The count was bankrupt and too disgraced to marry well, but his family naturally objected to Mogador all the same. Tant pis. She became the Comtesse de Chabrillan, and she carried that title like a trophy till the end of her days, despite attempts by Lionel’s family to bribe her into giving it up. After his death in 1858, she remained alone but continued to write—in all, some twenty-six plays, ten novels, several operettas, and more memoirs, including an account of her travels in Australia during the gold-rush era with Lionel, who was the French consul. Her first novel was reviewed side by side with Madame Bovary by Alexandre Dumas, who was a friend of hers. In the 1860s, she was performing in cafés. During Prussia’s 1870 siege of Paris, she helped establish what scholar Carol Mossman calls “a women’s paramedical organization” to help the wounded. In 1885, she was living in one room, using her stove for a vanity table and surrounded by hatboxes full of manuscripts. When the Chabrillan family tried to stop her plays from being performed, she made a bid to manage her own theater—while also directing and playing the lead roles.
--- --- ---
== Assigned task ==
Continue the passage about the Comtesse de Chabrillan from its last sentence.

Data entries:
--- --- ---
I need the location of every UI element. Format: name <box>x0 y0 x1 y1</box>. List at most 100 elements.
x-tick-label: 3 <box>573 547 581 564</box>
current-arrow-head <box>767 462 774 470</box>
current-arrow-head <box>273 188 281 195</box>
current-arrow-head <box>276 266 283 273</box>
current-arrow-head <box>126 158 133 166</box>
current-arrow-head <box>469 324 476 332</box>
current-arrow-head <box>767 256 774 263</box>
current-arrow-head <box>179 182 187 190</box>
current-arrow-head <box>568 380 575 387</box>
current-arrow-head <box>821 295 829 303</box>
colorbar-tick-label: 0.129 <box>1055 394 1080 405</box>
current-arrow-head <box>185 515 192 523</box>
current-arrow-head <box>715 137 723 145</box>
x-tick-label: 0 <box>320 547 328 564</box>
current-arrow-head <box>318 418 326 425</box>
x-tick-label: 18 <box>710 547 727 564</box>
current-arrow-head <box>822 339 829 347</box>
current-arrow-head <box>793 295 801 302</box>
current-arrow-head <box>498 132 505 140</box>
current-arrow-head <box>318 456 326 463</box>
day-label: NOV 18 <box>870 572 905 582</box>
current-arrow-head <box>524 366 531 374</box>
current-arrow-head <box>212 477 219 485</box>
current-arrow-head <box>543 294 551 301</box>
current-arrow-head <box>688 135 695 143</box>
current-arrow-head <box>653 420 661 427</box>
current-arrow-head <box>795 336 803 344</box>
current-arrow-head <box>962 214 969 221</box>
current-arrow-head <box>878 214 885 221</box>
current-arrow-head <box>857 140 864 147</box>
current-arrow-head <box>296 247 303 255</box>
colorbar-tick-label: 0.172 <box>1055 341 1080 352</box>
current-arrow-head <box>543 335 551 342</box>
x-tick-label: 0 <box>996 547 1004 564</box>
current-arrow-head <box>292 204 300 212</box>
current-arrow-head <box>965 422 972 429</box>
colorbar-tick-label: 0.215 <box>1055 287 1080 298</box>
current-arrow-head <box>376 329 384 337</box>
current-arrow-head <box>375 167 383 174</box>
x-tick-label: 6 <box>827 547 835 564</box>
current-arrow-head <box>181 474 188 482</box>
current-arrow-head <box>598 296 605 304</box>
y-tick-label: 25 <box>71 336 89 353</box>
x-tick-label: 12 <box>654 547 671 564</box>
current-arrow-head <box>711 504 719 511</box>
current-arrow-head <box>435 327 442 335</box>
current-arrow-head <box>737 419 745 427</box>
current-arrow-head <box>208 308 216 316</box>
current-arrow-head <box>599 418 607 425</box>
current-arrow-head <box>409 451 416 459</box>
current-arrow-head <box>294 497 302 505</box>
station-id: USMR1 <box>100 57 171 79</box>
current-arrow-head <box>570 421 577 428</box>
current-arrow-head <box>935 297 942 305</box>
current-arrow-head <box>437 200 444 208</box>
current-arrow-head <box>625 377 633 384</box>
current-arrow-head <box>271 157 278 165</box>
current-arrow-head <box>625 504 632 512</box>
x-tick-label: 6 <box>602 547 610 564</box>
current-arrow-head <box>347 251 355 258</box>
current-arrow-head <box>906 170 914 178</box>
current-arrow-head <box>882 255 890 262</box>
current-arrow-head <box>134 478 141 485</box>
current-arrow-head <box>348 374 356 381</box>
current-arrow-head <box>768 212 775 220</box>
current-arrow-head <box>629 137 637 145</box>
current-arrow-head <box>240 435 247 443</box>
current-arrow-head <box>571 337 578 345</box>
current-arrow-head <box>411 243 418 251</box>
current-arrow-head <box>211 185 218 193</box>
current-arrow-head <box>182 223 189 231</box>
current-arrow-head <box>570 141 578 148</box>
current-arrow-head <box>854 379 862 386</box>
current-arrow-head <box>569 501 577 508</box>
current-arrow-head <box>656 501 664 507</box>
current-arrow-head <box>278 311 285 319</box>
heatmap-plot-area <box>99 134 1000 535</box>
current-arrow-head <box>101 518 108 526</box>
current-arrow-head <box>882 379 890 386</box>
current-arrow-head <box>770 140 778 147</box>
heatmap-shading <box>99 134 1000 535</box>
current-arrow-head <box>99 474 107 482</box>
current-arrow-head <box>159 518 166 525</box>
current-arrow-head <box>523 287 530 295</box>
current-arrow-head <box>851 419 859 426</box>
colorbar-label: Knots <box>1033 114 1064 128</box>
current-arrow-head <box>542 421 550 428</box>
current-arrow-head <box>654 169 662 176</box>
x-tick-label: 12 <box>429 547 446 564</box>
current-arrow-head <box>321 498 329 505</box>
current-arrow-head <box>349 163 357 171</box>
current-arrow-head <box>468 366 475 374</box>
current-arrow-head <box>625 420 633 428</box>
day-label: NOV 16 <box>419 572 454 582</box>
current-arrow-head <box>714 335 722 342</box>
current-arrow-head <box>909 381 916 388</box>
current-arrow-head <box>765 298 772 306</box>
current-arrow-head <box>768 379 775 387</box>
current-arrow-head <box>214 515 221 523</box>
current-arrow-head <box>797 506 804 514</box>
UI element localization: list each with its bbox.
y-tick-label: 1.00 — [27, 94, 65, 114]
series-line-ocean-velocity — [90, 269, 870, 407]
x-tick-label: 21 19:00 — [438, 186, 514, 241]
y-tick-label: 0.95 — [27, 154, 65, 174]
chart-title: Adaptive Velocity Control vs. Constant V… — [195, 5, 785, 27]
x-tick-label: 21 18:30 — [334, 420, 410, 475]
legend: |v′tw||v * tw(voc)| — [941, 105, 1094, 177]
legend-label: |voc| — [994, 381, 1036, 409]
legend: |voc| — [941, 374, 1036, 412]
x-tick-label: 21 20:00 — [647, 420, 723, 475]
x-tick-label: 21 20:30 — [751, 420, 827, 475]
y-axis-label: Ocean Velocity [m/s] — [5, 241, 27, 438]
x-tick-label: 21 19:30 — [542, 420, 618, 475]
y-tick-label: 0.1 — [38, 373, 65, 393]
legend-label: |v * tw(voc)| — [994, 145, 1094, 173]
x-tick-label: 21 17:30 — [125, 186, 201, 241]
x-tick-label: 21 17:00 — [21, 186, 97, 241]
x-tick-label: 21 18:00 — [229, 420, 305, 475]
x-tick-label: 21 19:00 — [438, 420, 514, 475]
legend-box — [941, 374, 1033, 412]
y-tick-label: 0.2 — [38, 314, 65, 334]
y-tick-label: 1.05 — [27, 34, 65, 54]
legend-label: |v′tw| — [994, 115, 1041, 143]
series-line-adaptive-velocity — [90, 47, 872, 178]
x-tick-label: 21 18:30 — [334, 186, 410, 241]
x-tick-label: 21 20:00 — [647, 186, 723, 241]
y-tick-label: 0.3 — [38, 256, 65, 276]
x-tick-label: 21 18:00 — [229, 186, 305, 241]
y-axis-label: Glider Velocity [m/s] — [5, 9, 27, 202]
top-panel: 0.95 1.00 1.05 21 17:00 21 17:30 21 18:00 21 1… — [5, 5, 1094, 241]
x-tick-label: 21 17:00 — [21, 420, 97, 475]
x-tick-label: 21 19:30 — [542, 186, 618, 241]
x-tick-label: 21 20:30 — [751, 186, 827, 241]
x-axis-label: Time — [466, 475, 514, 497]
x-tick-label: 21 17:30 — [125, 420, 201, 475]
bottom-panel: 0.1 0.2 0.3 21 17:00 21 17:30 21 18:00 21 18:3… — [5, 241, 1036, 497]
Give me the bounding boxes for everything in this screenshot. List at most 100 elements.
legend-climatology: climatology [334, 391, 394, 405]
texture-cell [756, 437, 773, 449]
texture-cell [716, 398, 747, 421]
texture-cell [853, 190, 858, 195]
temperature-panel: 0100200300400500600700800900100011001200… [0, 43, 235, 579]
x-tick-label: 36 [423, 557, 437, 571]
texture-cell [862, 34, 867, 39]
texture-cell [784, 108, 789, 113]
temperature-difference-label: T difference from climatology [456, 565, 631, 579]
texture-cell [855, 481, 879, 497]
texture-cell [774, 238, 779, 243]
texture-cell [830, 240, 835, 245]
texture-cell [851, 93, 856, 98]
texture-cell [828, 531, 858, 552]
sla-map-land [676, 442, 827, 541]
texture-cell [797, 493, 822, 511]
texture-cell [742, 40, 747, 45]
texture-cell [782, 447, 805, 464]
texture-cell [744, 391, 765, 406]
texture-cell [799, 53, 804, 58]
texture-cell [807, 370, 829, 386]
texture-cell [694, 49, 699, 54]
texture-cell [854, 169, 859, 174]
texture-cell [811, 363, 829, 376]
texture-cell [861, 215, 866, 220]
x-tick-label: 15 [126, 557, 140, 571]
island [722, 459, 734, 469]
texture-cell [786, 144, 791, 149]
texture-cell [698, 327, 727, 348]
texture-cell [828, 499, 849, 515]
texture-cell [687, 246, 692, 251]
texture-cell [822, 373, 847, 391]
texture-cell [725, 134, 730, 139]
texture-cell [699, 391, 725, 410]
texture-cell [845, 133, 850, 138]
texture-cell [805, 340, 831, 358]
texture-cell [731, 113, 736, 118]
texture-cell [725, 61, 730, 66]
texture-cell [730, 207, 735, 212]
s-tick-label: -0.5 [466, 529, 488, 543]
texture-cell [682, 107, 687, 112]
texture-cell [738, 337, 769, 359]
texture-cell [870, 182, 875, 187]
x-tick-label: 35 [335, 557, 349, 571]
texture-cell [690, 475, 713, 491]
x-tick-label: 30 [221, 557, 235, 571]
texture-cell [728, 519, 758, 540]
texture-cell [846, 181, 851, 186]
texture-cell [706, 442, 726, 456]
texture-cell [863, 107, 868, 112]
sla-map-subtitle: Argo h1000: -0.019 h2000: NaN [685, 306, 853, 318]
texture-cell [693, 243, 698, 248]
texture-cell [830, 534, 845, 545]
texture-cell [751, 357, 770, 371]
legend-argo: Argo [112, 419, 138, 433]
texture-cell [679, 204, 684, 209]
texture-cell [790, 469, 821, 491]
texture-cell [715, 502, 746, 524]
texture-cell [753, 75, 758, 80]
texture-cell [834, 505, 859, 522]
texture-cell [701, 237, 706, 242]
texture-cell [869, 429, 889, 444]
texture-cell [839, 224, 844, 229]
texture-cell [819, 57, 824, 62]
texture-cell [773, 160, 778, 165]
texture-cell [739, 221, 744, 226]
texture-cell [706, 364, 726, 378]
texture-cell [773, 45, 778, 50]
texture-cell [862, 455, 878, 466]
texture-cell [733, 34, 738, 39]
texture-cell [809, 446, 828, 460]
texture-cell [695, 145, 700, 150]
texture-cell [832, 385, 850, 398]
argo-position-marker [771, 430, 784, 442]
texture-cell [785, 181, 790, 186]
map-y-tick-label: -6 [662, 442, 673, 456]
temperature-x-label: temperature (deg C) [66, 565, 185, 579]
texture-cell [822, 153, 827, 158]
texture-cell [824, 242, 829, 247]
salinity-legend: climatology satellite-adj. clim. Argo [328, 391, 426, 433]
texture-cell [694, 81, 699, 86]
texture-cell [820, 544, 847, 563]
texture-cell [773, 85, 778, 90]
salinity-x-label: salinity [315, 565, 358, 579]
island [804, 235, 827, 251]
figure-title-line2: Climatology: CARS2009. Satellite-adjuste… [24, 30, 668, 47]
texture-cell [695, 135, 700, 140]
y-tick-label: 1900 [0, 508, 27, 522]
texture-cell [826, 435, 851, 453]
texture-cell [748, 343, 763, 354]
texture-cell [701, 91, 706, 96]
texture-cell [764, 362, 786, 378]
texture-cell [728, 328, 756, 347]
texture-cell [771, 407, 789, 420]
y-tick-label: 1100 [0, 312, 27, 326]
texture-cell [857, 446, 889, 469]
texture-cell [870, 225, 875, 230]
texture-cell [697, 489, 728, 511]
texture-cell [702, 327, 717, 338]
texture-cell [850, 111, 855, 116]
--- --- ---
== Result ==
She was relatively poor when she died, at eighty-four, in 1909—another era from the one in which she’d been so notorious—stripped of the widow’s pension to which she was legally entitled. But her influential friends ensured she was not destitute. She was also, finally, at the end of her life, righteously angry. Jana Verhoeven rediscovered the notebooks from Céleste’s last years in the country house Celeste had built with her own money in her demimonde days. The final entry, from 1907, read, “I was born in 1824. I am losing more and more of my memory.” And yet for us, we may be grateful that the memory of her extraordinary life is far from lost.

 

Read more installments of Écuyères here.

Susanna Forrest is the author of The Age of the Horse: An Equine Journey through Human History and If Wishes Were Horses. She’s currently working on a third book and a series of essays about circus horsewomen in nineteenth-century Paris.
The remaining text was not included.